• RECORDS SHOWN
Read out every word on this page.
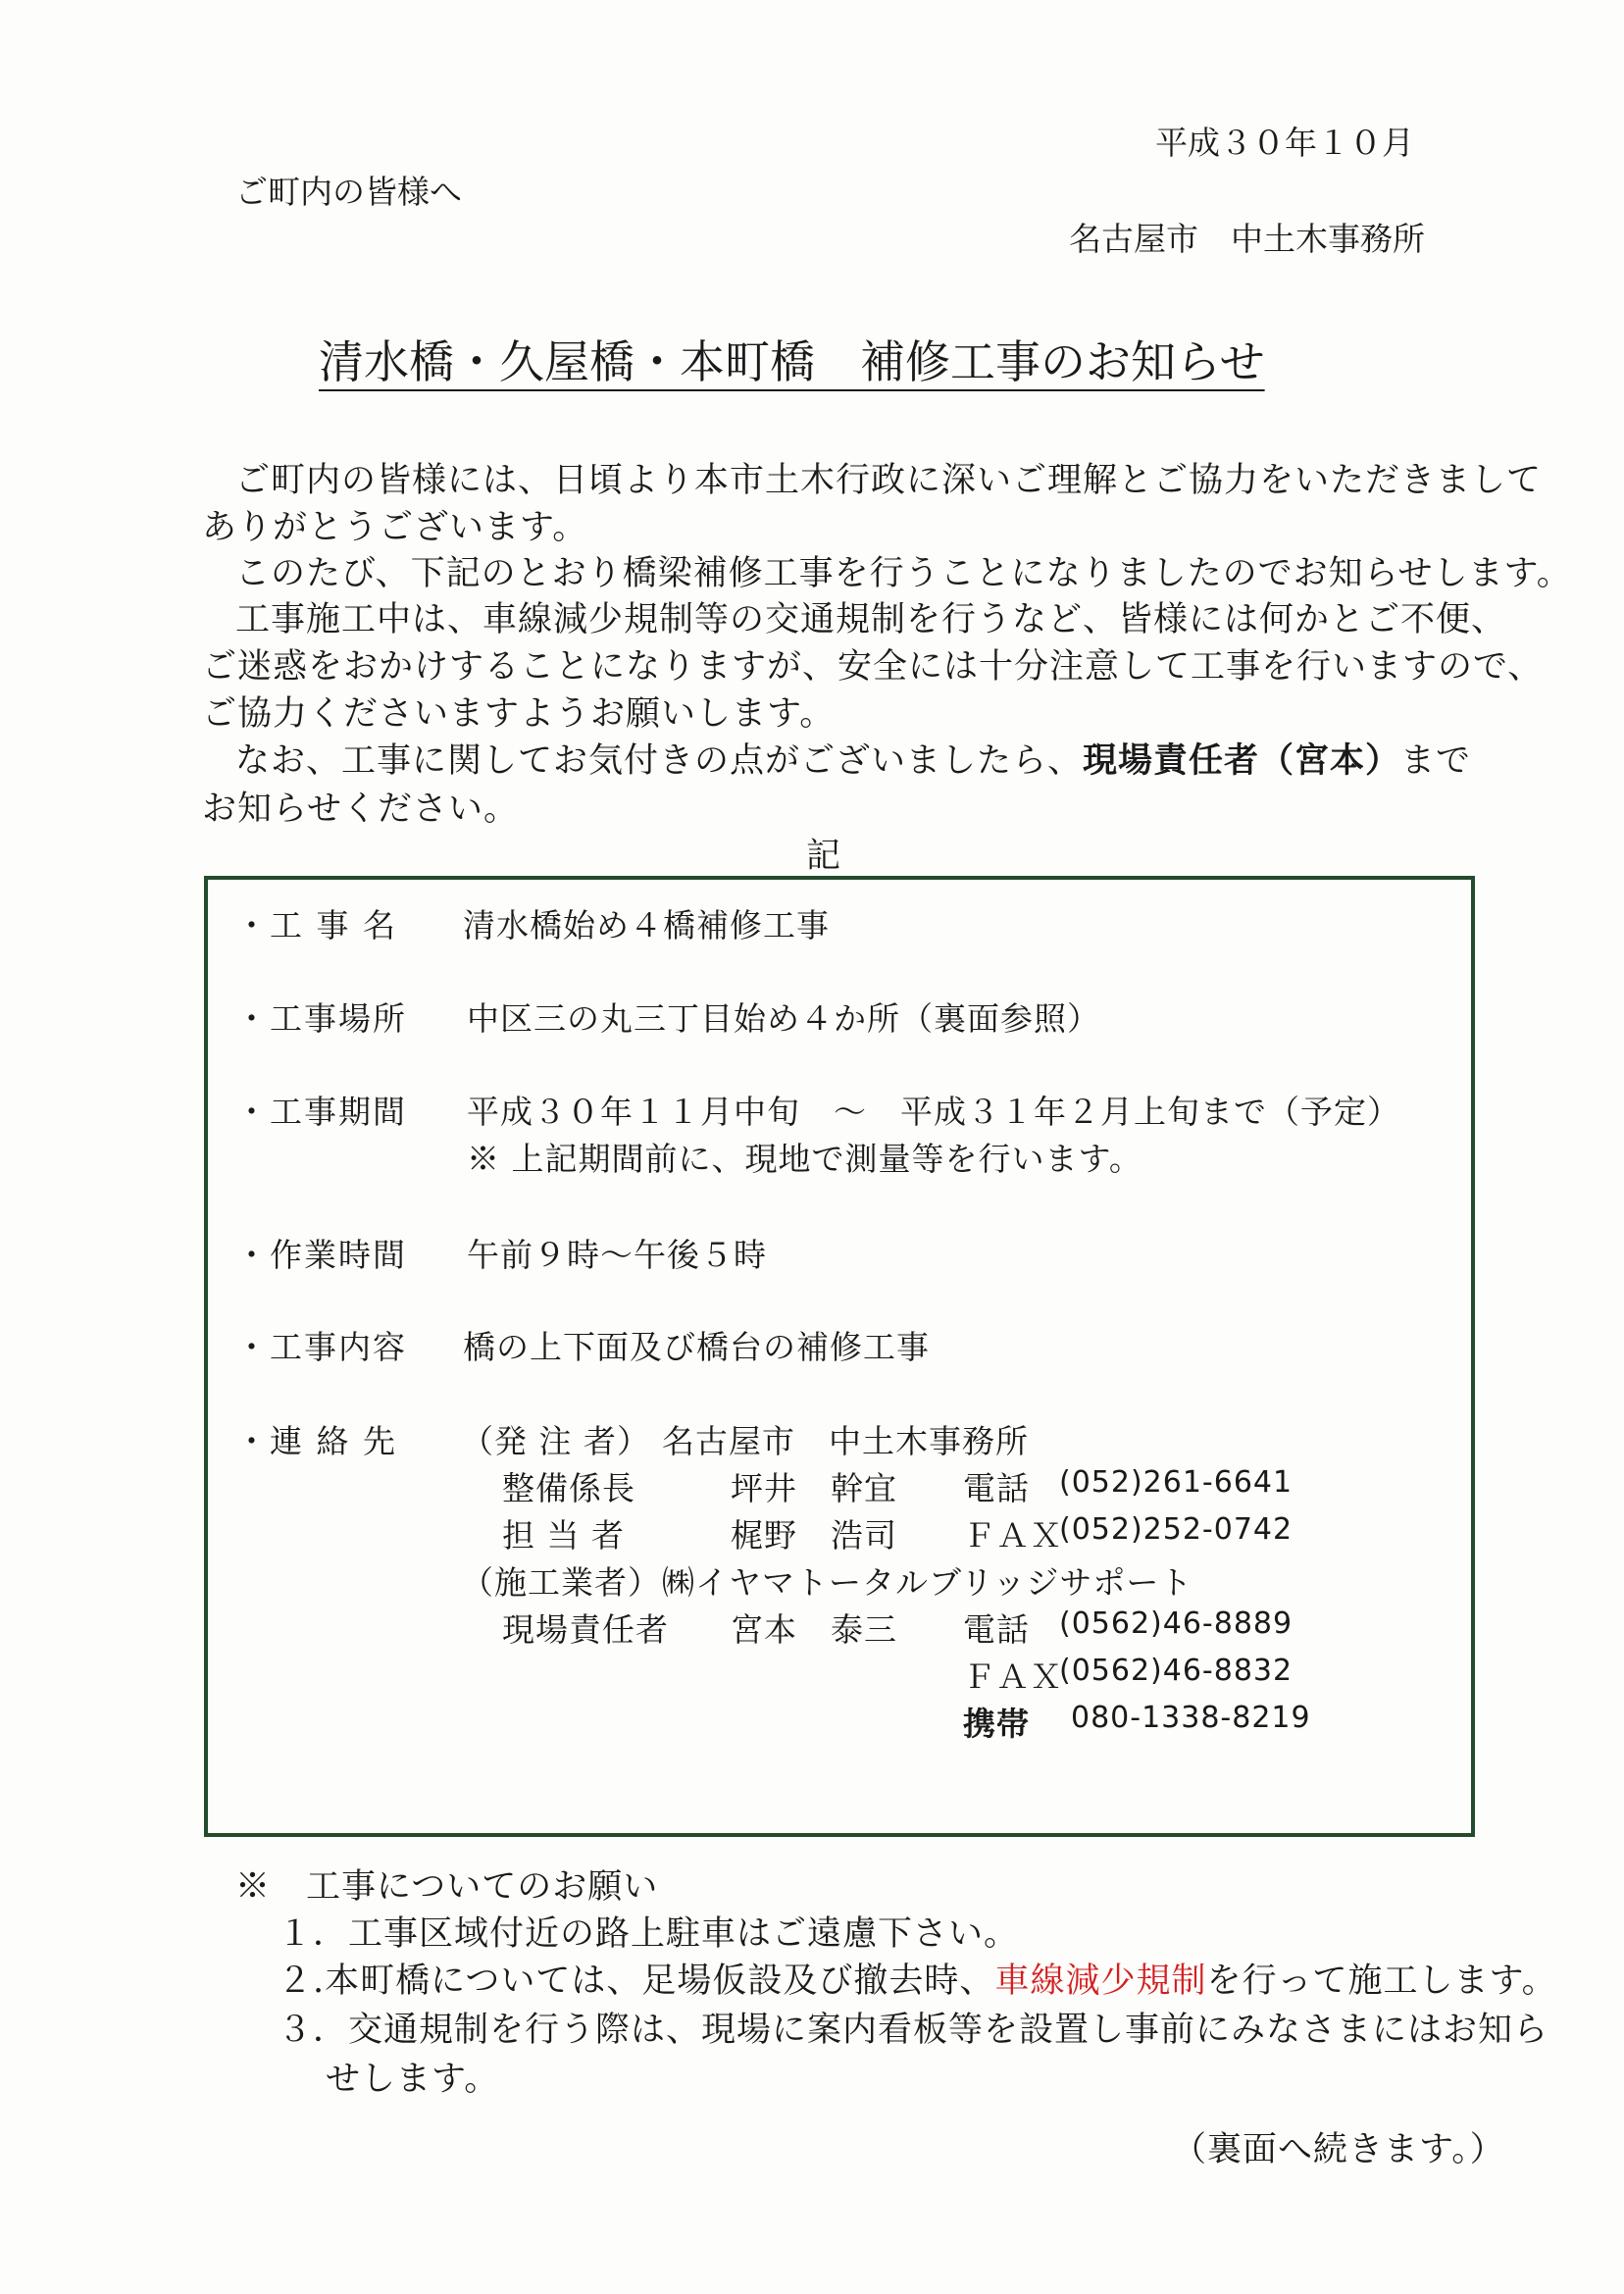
平成３０年１０月
ご町内の皆様へ
名古屋市　中土木事務所
清水橋・久屋橋・本町橋　補修工事のお知らせ
ご町内の皆様には、日頃より本市土木行政に深いご理解とご協力をいただきまして
ありがとうございます。
このたび、下記のとおり橋梁補修工事を行うことになりましたのでお知らせします。
工事施工中は、車線減少規制等の交通規制を行うなど、皆様には何かとご不便、
ご迷惑をおかけすることになりますが、安全には十分注意して工事を行いますので、
ご協力くださいますようお願いします。
なお、工事に関してお気付きの点がございましたら、現場責任者（宮本）まで
お知らせください。
記
・工 事 名 清水橋始め４橋補修工事
・工事場所 中区三の丸三丁目始め４か所（裏面参照）
・工事期間 平成３０年１１月中旬　～　平成３１年２月上旬まで（予定）
※ 上記期間前に、現地で測量等を行います。
・作業時間 午前９時～午後５時
・工事内容 橋の上下面及び橋台の補修工事
・連 絡 先 （発 注 者） 名古屋市　中土木事務所
整備係長	坪井　幹宜 電話 (052)261-6641
担 当 者	梶野　浩司 ＦＡＸ
(052)252-0742
（施工業者） ㈱イヤマトータルブリッジサポート
現場責任者 宮本　泰三 電話 (0562)46-8889
ＦＡＸ
(0562)46-8832
携帯 080-1338-8219
※　工事についてのお願い
１．工事区域付近の路上駐車はご遠慮下さい。
２.本町橋については、足場仮設及び撤去時、車線減少規制を行って施工します。
３．交通規制を行う際は、現場に案内看板等を設置し事前にみなさまにはお知ら
せします。
（裏面へ続きます。）
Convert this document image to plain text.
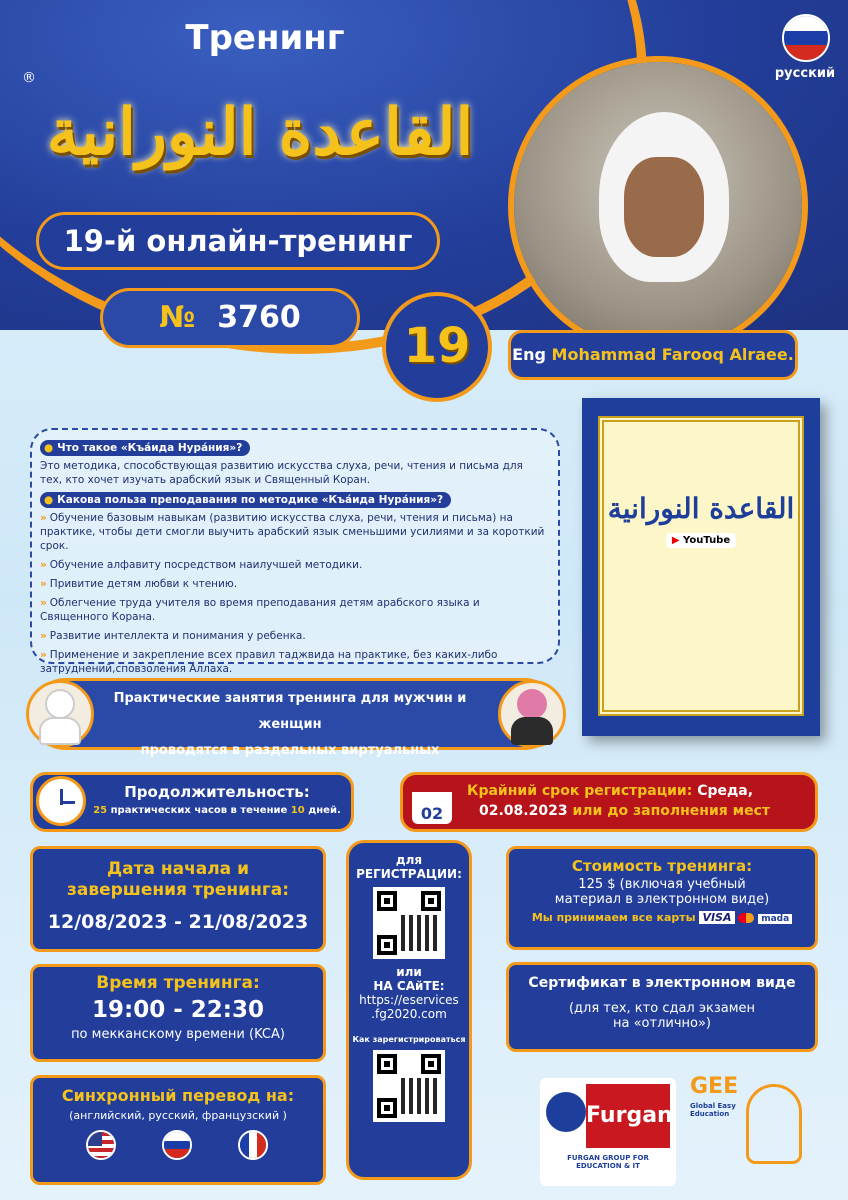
Тренинг
®
القاعدة النورانية
русский
19-й онлайн-тренинг
№ 3760
19	Eng Mohammad Farooq Alraee.
● Что такое «Къа́ида Нура́ния»?

Это методика, способствующая развитию искусства слуха, речи, чтения и письма для тех, кто хочет изучать арабский язык и Священный Коран.

● Какова польза преподавания по методике «Къа́ида Нура́ния»?
» Обучение базовым навыкам (развитию искусства слуха, речи, чтения и письма) на практике, чтобы дети смогли выучить арабский язык сменьшими усилиями и за короткий срок.
» Обучение алфавиту посредством наилучшей методики.
» Привитие детям любви к чтению.
» Облегчение труда учителя во время преподавания детям арабского языка и Священного Корана.
» Развитие интеллекта и понимания у ребенка.
» Применение и закрепление всех правил таджвида на практике, без каких-либо затруднений,сповзоления Аллаха.
القاعدة النورانية
▶ YouTube
Практические занятия тренинга для мужчин и женщин
проводятся в раздельных виртуальных
Продолжительность:
25 практических часов в течение 10 дней.
Крайний срок регистрации: Среда,
02.08.2023 или до заполнения мест
02
Дата начала и завершения тренинга:
12/08/2023 - 21/08/2023
Время тренинга:
19:00 - 22:30
по мекканскому времени (KCA)
Синхронный перевод на:
(английский, русский, французский )
для
РЕГИСТРАЦИИ:
или
НА САйТЕ:
https://eservices
.fg2020.com
Как зарегистрироваться
Стоимость тренинга:
125 $ (включая учебный
материал в электронном виде)
Мы принимаем все карты VISA	mada
Сертификат в электронном виде
(для тех, кто сдал экзамен
на «отлично»)
Furgan
FURGAN GROUP FOR EDUCATION & IT
GEE
Global Easy Education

• STATED TASK
Give the number of lines in the entries that hold the word "письма", and nothing else.

• WRITTEN RESPONSE
2